> **Task inputs**
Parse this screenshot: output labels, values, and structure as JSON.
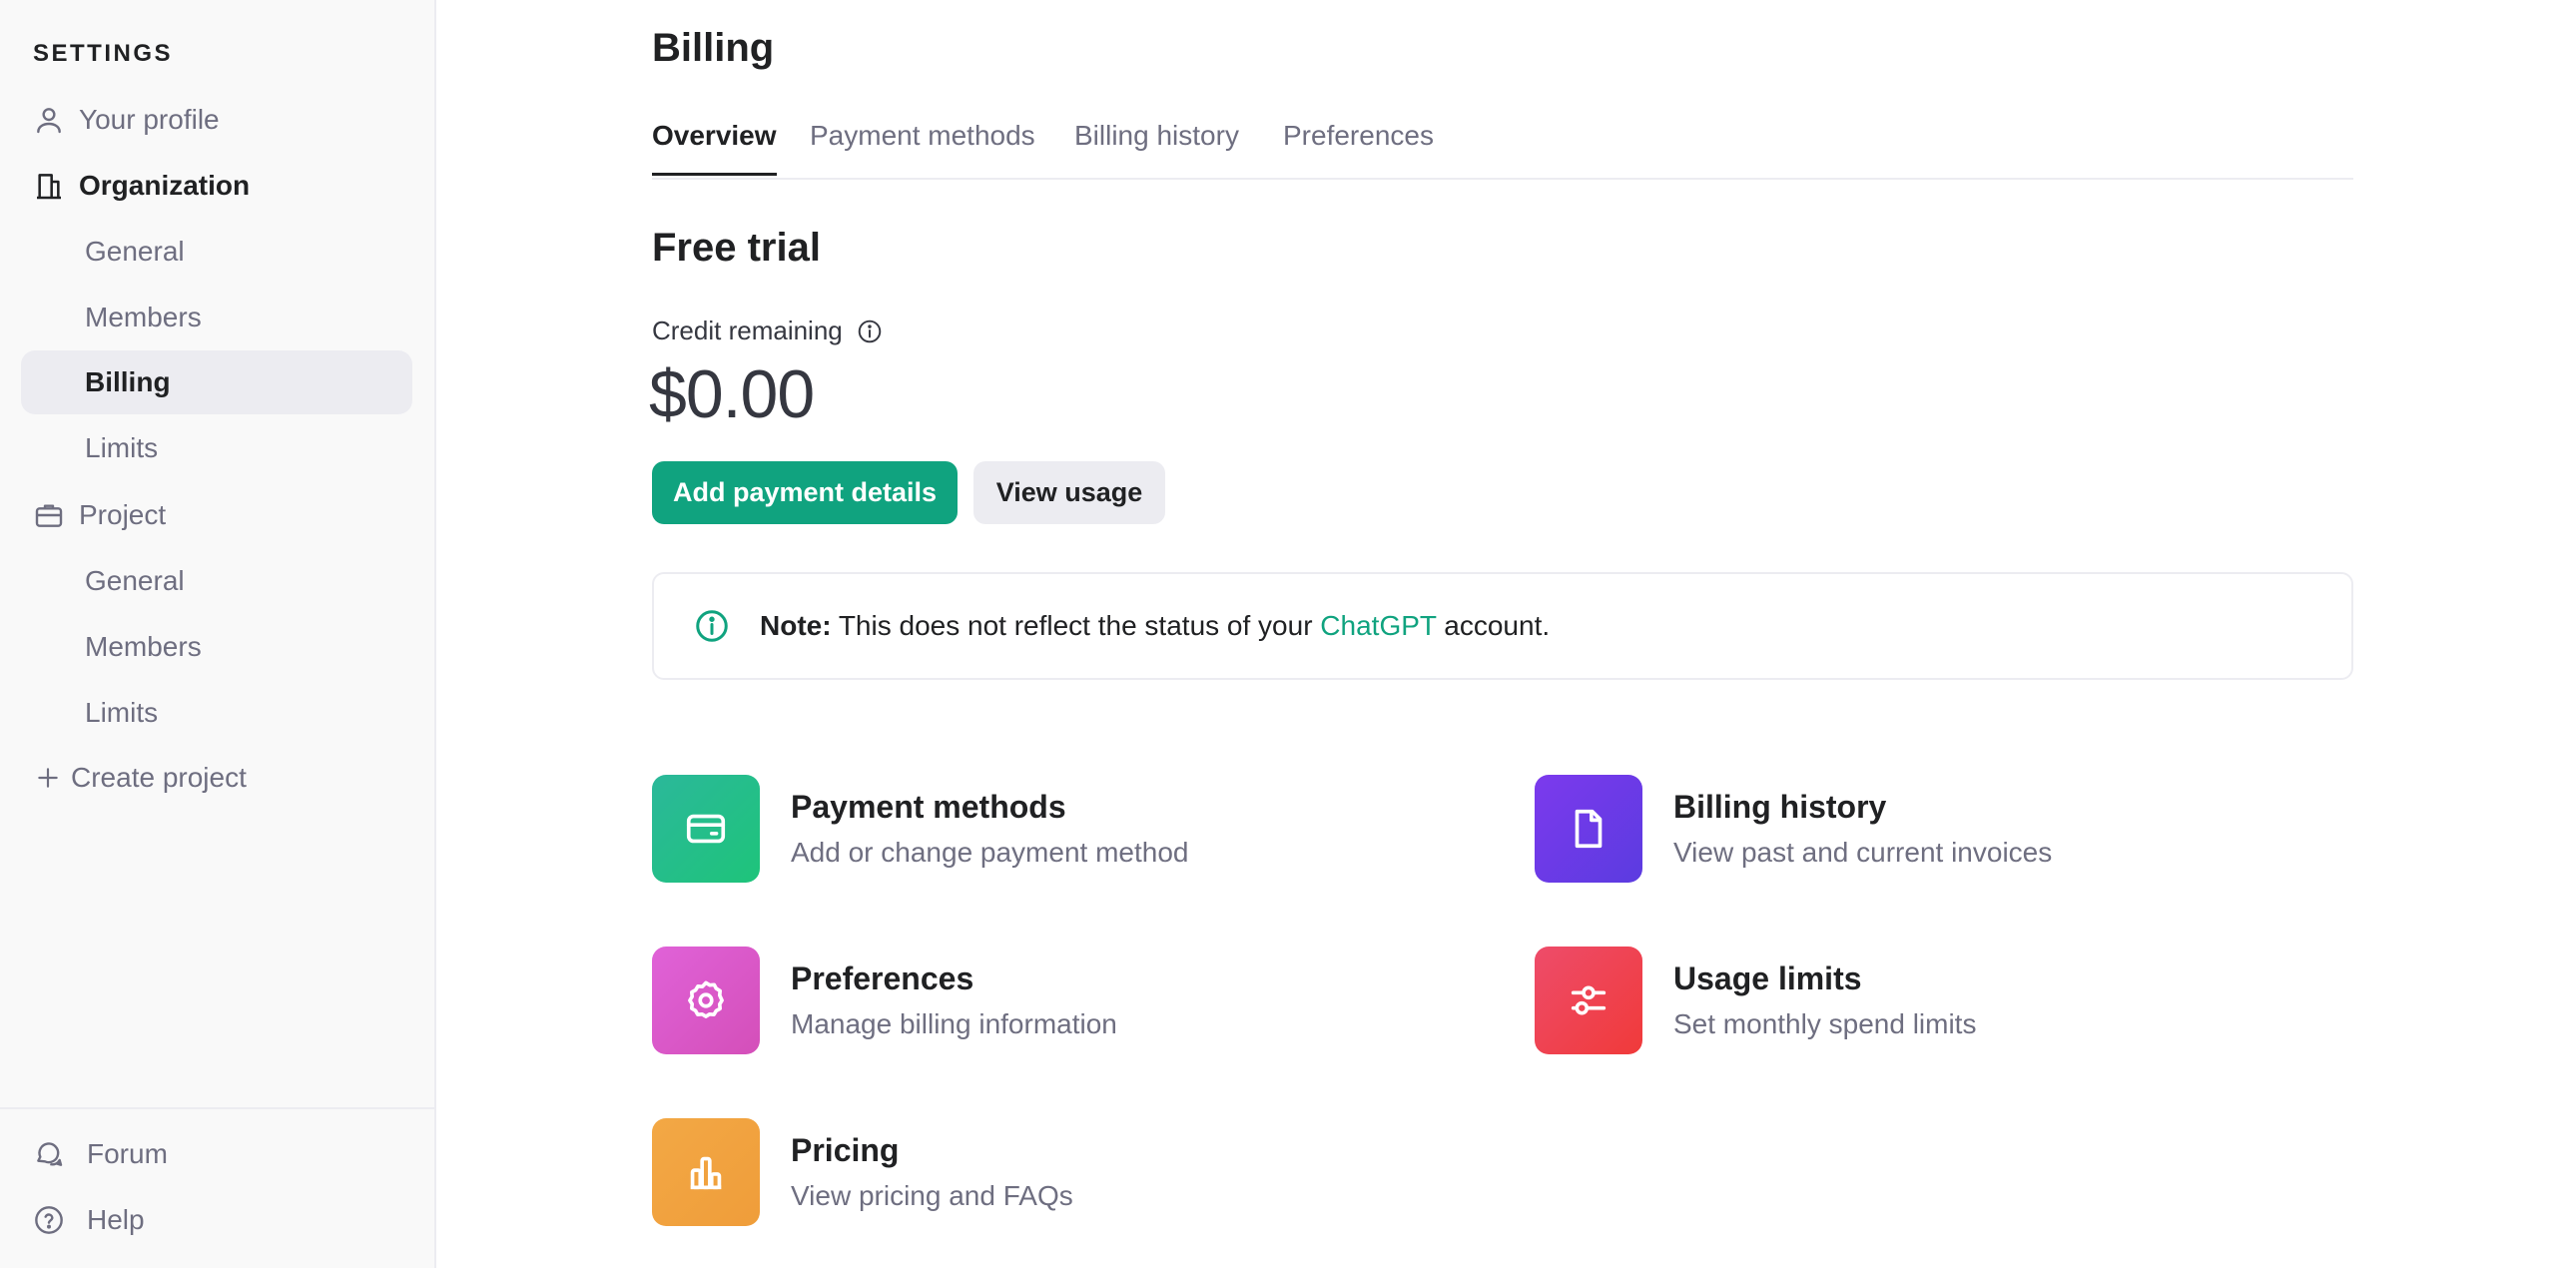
{
  "sidebar": {
    "header": "SETTINGS",
    "items": [
      {
        "label": "Your profile",
        "icon": "user-icon"
      },
      {
        "label": "Organization",
        "icon": "building-icon"
      },
      {
        "label": "General"
      },
      {
        "label": "Members"
      },
      {
        "label": "Billing",
        "active": true
      },
      {
        "label": "Limits"
      },
      {
        "label": "Project",
        "icon": "briefcase-icon"
      },
      {
        "label": "General"
      },
      {
        "label": "Members"
      },
      {
        "label": "Limits"
      },
      {
        "label": "Create project",
        "icon": "plus-icon"
      }
    ],
    "footer": [
      {
        "label": "Forum",
        "icon": "chat-bubbles-icon"
      },
      {
        "label": "Help",
        "icon": "help-circle-icon"
      }
    ]
  },
  "main": {
    "title": "Billing",
    "tabs": [
      {
        "label": "Overview",
        "active": true
      },
      {
        "label": "Payment methods"
      },
      {
        "label": "Billing history"
      },
      {
        "label": "Preferences"
      }
    ],
    "section_title": "Free trial",
    "credit_label": "Credit remaining",
    "credit_value": "$0.00",
    "buttons": {
      "primary": "Add payment details",
      "secondary": "View usage"
    },
    "note": {
      "label": "Note:",
      "text_before": "This does not reflect the status of your ",
      "link": "ChatGPT",
      "text_after": " account."
    },
    "cards": [
      {
        "title": "Payment methods",
        "description": "Add or change payment method",
        "icon": "credit-card-icon"
      },
      {
        "title": "Billing history",
        "description": "View past and current invoices",
        "icon": "document-icon"
      },
      {
        "title": "Preferences",
        "description": "Manage billing information",
        "icon": "gear-icon"
      },
      {
        "title": "Usage limits",
        "description": "Set monthly spend limits",
        "icon": "sliders-icon"
      },
      {
        "title": "Pricing",
        "description": "View pricing and FAQs",
        "icon": "bar-chart-icon"
      }
    ]
  },
  "colors": {
    "accent": "#10a37f",
    "payment_tile": "#1ec47a",
    "history_tile": "#6d3ae8",
    "preferences_tile": "#da58c9",
    "limits_tile": "#ef4152",
    "pricing_tile": "#f1a33f"
  }
}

> **Required work**
Reproduce each line exactly as it appears, omitting the pictures.

> **Task solution**
Parse this screenshot: output labels, values, and structure as JSON.
{
  "sidebar": {
    "header": "SETTINGS",
    "items": [
      {
        "label": "Your profile",
        "icon": "user-icon"
      },
      {
        "label": "Organization",
        "icon": "building-icon"
      },
      {
        "label": "General"
      },
      {
        "label": "Members"
      },
      {
        "label": "Billing",
        "active": true
      },
      {
        "label": "Limits"
      },
      {
        "label": "Project",
        "icon": "briefcase-icon"
      },
      {
        "label": "General"
      },
      {
        "label": "Members"
      },
      {
        "label": "Limits"
      },
      {
        "label": "Create project",
        "icon": "plus-icon"
      }
    ],
    "footer": [
      {
        "label": "Forum",
        "icon": "chat-bubbles-icon"
      },
      {
        "label": "Help",
        "icon": "help-circle-icon"
      }
    ]
  },
  "main": {
    "title": "Billing",
    "tabs": [
      {
        "label": "Overview",
        "active": true
      },
      {
        "label": "Payment methods"
      },
      {
        "label": "Billing history"
      },
      {
        "label": "Preferences"
      }
    ],
    "section_title": "Free trial",
    "credit_label": "Credit remaining",
    "credit_value": "$0.00",
    "buttons": {
      "primary": "Add payment details",
      "secondary": "View usage"
    },
    "note": {
      "label": "Note:",
      "text_before": "This does not reflect the status of your ",
      "link": "ChatGPT",
      "text_after": " account."
    },
    "cards": [
      {
        "title": "Payment methods",
        "description": "Add or change payment method",
        "icon": "credit-card-icon"
      },
      {
        "title": "Billing history",
        "description": "View past and current invoices",
        "icon": "document-icon"
      },
      {
        "title": "Preferences",
        "description": "Manage billing information",
        "icon": "gear-icon"
      },
      {
        "title": "Usage limits",
        "description": "Set monthly spend limits",
        "icon": "sliders-icon"
      },
      {
        "title": "Pricing",
        "description": "View pricing and FAQs",
        "icon": "bar-chart-icon"
      }
    ]
  },
  "colors": {
    "accent": "#10a37f",
    "payment_tile": "#1ec47a",
    "history_tile": "#6d3ae8",
    "preferences_tile": "#da58c9",
    "limits_tile": "#ef4152",
    "pricing_tile": "#f1a33f"
  }
}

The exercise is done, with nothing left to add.